[Entries from a dataset]

________________________

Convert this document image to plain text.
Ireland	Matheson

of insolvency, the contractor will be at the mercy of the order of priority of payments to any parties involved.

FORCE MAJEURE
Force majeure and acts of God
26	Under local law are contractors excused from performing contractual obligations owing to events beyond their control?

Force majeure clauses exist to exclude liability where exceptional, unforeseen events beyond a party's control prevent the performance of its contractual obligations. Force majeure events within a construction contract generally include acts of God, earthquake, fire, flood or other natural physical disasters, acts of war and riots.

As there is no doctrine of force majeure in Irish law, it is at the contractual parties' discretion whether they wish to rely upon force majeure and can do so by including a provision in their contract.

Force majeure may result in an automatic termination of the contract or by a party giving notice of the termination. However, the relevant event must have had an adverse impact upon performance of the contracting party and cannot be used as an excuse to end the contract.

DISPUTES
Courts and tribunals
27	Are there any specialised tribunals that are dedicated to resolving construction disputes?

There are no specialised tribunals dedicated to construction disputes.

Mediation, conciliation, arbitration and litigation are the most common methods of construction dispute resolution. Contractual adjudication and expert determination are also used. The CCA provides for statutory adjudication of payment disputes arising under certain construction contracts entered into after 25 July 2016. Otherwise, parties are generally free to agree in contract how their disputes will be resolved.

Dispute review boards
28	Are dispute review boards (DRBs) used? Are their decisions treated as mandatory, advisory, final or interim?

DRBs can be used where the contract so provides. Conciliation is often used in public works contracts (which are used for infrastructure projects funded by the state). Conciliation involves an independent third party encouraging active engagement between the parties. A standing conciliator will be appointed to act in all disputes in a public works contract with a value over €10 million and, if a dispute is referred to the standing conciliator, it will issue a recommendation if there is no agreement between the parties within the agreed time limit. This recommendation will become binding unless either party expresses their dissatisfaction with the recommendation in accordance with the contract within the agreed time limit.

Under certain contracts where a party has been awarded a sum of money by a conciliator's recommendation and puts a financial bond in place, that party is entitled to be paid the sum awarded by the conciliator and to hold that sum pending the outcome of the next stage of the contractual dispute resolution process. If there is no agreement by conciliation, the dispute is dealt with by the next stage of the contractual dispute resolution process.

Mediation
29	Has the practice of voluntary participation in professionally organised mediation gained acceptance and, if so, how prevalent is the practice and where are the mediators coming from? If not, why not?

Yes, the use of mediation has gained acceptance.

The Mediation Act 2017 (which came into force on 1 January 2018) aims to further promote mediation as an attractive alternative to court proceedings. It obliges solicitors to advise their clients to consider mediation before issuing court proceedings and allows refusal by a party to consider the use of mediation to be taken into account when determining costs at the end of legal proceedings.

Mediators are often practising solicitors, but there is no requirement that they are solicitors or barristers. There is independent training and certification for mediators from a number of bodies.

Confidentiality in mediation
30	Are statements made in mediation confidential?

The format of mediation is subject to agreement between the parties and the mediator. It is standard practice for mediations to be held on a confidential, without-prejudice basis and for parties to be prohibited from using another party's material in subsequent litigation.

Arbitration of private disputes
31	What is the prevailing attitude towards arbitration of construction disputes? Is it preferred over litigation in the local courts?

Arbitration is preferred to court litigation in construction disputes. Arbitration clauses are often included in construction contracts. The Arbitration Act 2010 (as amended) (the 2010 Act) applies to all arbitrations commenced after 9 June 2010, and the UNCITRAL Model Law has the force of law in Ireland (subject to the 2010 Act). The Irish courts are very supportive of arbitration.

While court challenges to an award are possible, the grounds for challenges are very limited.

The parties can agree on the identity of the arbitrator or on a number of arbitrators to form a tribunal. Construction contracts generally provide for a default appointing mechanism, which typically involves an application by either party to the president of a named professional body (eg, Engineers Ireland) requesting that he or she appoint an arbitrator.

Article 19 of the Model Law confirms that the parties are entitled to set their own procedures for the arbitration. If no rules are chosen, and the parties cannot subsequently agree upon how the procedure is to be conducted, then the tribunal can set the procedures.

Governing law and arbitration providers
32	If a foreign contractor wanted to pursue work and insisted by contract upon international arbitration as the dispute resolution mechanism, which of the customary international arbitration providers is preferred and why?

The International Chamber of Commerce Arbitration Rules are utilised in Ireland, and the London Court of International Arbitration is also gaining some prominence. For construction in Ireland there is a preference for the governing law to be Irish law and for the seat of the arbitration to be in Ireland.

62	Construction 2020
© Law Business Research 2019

________________________

# The request:
Among the records above, find each line holding the string "they" and pull it out.

# Task response:
As there is no doctrine of force majeure in Irish law, it is at the contractual parties' discretion whether they wish to rely upon force majeure and can do so by including a provision in their contract.
Mediators are often practising solicitors, but there is no requirement that they are solicitors or barristers. There is independent training and certification for mediators from a number of bodies.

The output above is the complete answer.